**PROBLEM TO WORK ON**
Using the data below, copy each line that includes the word "pollutants".

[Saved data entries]
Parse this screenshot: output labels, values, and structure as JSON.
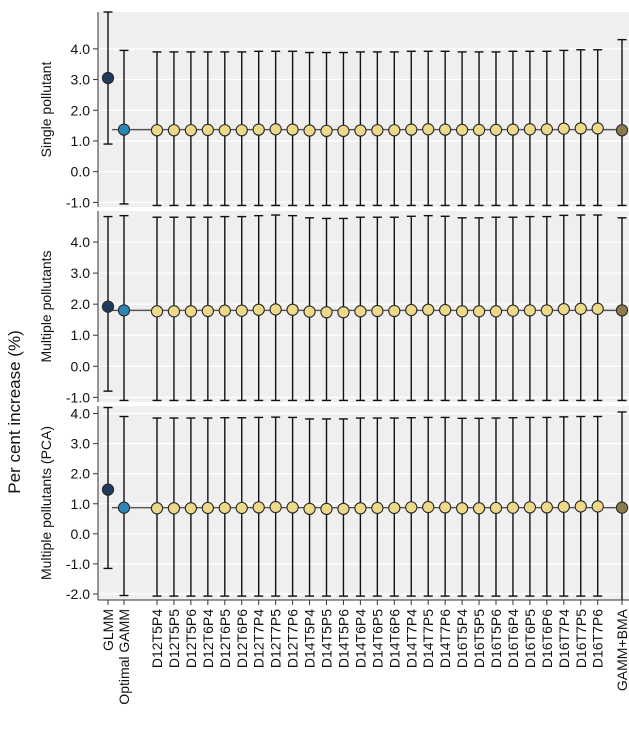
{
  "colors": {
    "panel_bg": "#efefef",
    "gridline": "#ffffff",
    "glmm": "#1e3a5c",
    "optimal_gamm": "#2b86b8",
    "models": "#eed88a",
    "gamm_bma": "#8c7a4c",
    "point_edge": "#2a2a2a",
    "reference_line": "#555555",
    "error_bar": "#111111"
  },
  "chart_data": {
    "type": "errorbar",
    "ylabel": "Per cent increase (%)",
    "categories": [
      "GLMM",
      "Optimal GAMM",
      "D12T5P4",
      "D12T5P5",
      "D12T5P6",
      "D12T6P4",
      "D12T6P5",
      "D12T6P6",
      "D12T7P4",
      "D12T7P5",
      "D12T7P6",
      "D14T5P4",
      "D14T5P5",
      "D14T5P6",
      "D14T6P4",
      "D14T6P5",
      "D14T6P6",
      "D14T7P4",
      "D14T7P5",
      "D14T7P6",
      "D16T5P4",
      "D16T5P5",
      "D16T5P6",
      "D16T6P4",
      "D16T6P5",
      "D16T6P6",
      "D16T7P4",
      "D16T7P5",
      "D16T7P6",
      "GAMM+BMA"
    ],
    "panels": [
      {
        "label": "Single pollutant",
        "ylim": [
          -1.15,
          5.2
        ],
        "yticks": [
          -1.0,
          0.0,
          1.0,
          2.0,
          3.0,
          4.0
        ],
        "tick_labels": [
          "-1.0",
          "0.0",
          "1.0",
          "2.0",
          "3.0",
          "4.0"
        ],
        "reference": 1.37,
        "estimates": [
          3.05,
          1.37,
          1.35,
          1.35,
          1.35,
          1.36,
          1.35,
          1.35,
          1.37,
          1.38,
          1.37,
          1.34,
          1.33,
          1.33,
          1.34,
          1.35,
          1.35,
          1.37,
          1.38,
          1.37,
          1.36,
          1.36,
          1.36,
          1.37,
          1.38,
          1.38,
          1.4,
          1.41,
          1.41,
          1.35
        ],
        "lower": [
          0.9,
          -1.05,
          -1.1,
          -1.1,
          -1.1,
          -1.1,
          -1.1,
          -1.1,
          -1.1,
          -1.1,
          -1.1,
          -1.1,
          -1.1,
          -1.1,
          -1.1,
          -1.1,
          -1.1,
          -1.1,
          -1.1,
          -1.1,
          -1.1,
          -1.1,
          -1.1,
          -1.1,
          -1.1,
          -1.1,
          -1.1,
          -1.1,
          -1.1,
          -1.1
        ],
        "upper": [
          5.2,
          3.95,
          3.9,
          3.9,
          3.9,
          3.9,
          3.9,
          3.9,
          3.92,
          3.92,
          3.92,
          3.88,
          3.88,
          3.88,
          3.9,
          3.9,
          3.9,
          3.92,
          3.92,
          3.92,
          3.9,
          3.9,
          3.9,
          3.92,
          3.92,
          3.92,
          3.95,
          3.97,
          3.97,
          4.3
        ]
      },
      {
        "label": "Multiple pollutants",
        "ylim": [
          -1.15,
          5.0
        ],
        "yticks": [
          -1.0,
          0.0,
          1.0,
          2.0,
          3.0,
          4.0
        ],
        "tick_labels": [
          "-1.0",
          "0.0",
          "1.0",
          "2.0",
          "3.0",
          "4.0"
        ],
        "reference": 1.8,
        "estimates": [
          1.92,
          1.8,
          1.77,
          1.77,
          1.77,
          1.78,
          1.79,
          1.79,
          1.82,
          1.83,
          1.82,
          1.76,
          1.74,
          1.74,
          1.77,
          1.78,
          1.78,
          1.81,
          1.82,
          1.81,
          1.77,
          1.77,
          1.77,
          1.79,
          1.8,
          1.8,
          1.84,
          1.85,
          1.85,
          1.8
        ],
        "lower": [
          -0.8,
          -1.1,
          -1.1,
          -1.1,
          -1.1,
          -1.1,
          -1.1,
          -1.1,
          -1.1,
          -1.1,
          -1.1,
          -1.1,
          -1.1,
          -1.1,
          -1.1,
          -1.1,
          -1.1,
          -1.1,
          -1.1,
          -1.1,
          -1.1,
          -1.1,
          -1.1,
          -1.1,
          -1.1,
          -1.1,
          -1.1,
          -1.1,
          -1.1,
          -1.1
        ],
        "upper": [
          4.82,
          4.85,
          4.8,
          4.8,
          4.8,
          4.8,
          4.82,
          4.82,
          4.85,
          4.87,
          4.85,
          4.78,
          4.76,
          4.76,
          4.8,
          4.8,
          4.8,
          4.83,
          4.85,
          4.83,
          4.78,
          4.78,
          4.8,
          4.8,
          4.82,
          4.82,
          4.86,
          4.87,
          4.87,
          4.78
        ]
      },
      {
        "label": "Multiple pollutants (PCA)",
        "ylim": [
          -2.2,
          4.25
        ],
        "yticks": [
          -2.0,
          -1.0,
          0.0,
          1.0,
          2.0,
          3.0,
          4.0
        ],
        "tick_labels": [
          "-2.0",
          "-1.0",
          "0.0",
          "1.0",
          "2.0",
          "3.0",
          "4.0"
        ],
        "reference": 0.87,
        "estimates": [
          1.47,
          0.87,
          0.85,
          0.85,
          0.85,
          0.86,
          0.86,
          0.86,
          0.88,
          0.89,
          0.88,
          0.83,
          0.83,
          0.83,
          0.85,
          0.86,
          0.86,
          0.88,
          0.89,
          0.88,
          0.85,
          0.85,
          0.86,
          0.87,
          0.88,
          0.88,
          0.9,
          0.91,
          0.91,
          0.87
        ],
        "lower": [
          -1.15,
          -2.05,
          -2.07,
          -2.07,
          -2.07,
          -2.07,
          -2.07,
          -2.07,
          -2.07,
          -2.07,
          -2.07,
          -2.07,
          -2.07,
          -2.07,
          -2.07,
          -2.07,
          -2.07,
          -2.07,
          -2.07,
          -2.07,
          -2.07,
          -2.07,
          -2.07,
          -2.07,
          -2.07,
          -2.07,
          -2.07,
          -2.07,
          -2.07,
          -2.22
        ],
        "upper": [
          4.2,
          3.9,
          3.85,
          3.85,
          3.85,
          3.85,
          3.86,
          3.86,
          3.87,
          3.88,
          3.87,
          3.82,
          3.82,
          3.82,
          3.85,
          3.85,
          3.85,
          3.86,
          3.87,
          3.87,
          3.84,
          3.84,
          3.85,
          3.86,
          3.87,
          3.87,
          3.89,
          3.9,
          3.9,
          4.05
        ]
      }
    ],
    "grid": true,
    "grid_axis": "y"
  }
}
...
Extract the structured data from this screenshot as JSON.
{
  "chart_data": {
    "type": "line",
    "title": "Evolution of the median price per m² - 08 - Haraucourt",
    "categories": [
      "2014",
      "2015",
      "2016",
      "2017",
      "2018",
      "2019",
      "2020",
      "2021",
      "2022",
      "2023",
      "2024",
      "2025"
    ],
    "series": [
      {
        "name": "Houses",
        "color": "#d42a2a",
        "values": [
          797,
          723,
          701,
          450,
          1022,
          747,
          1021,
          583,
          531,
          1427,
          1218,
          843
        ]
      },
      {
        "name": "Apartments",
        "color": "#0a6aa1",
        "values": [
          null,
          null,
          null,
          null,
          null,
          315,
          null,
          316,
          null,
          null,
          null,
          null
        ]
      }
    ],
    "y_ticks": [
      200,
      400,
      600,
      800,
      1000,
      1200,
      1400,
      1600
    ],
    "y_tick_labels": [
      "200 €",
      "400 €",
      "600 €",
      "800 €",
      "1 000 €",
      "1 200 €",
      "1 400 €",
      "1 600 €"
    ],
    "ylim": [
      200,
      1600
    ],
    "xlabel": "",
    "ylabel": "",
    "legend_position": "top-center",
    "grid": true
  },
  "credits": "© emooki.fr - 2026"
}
...
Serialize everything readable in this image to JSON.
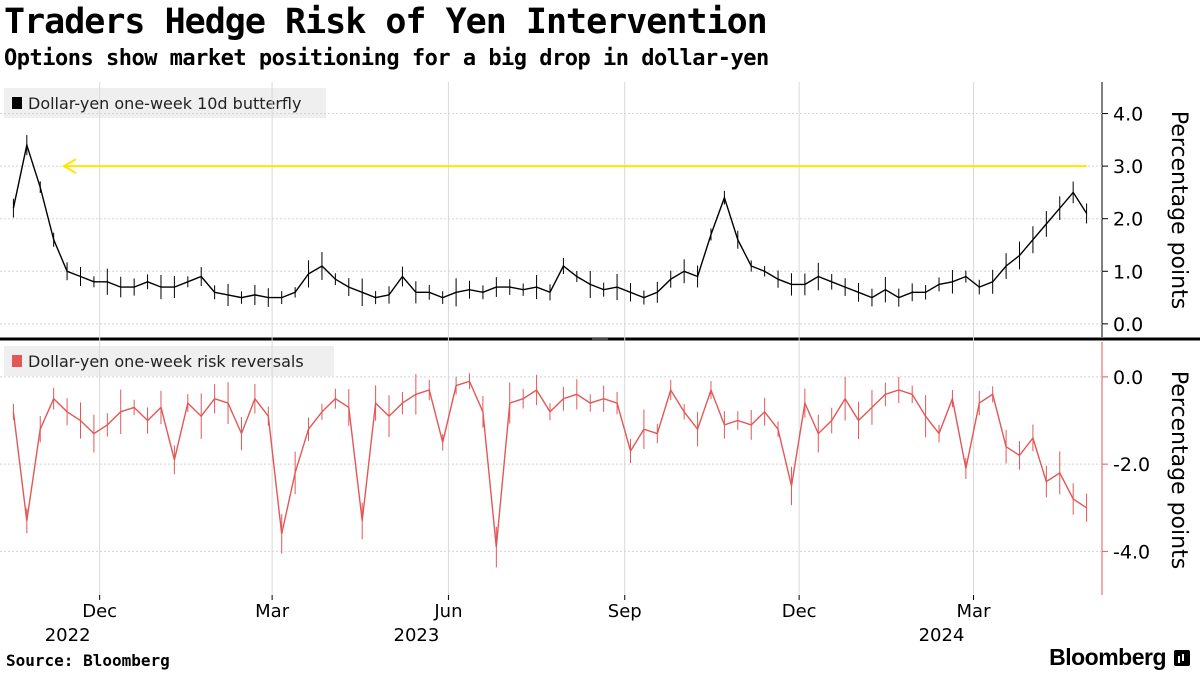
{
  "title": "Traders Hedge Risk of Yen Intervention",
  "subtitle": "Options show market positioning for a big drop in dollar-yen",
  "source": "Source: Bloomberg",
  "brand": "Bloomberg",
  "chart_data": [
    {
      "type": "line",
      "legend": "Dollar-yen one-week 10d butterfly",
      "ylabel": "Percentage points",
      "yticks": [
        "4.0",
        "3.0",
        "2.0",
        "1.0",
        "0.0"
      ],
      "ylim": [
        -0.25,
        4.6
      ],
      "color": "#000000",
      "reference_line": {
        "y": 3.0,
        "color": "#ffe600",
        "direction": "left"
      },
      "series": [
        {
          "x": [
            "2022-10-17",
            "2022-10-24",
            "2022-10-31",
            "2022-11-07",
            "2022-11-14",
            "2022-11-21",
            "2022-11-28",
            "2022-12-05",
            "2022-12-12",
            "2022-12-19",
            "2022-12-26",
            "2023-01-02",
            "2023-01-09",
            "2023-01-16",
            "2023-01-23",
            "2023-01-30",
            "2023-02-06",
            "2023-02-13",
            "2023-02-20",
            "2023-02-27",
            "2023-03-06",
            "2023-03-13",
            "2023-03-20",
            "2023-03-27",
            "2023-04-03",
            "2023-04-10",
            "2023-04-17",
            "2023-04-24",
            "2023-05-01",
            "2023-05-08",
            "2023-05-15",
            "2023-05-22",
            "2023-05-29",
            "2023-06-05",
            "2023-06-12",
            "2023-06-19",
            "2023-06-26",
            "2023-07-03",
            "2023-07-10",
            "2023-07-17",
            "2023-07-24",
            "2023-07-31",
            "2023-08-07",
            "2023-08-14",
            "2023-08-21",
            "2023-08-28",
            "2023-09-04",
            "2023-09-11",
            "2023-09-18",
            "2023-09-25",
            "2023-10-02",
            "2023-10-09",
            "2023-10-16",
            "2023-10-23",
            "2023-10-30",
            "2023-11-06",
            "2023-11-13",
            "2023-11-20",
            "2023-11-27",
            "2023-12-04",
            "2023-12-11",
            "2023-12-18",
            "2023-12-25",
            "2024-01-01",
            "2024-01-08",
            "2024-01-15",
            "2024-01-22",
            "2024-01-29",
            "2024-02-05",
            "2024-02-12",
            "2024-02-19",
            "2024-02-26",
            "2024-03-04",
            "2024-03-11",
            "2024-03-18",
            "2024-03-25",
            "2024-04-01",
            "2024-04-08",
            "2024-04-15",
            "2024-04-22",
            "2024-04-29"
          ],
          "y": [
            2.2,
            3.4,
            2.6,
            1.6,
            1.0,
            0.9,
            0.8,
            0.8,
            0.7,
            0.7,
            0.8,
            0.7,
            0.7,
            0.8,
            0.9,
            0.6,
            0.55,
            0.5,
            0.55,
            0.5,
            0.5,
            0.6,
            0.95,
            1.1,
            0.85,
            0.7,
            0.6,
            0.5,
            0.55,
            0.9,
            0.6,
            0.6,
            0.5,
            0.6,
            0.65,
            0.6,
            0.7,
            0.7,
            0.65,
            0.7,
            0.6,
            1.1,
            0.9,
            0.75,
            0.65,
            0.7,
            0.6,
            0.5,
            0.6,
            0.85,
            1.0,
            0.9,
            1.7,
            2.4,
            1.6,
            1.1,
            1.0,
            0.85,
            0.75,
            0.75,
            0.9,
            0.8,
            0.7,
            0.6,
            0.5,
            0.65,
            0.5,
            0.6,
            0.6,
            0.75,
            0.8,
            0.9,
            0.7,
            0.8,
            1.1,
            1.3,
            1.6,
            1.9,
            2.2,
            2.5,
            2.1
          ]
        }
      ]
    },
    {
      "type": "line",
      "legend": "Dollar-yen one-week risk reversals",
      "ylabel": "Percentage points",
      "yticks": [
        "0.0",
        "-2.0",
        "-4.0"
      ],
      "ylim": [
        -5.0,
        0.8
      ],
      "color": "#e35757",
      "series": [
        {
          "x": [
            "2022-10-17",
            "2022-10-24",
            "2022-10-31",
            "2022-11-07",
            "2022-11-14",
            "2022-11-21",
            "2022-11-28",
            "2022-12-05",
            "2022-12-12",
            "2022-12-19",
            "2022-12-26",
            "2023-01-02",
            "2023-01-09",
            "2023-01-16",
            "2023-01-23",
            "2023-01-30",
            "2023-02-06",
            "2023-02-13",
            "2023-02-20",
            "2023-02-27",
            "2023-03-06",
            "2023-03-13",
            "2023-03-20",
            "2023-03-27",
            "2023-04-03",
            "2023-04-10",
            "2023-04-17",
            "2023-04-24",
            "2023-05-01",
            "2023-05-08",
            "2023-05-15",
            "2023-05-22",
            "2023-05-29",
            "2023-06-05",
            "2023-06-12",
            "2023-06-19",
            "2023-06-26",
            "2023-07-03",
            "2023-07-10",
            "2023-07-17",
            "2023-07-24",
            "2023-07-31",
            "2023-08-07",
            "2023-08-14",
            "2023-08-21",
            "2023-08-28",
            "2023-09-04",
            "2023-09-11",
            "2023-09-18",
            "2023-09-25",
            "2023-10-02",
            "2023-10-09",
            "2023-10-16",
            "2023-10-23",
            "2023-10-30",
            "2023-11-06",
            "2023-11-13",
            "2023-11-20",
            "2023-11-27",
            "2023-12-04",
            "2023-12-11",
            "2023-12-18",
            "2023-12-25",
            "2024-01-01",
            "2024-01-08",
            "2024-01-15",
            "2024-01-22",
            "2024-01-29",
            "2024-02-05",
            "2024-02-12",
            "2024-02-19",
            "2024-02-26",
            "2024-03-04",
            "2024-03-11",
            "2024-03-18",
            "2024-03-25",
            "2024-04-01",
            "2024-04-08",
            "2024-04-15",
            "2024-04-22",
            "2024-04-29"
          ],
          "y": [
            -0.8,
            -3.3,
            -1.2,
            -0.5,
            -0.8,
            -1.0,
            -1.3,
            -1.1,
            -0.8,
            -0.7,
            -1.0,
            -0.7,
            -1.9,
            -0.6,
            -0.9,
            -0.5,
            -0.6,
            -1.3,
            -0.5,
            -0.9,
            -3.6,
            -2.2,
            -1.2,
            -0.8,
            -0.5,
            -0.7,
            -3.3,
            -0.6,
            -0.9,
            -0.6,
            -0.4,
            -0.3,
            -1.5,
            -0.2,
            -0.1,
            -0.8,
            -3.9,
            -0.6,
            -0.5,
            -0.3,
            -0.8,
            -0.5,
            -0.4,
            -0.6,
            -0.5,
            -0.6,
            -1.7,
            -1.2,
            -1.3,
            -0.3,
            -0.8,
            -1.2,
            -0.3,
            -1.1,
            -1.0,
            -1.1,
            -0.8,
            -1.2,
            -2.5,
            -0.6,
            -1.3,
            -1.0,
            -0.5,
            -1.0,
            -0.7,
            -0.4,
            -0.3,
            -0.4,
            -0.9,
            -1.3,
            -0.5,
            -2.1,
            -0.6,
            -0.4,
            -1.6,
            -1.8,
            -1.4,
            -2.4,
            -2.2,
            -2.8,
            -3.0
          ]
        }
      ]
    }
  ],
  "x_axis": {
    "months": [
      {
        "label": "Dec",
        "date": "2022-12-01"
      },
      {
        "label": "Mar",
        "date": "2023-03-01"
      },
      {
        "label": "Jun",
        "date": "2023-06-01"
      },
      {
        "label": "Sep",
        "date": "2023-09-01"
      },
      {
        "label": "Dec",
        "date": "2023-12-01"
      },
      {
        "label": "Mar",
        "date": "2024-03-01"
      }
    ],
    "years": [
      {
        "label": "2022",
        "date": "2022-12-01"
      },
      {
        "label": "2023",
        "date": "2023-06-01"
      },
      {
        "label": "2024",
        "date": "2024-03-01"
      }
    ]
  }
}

**SOLUTION TO THIS EXERCISE**
        "label": "Multiple pollutants",
        "label": "Multiple pollutants (PCA)",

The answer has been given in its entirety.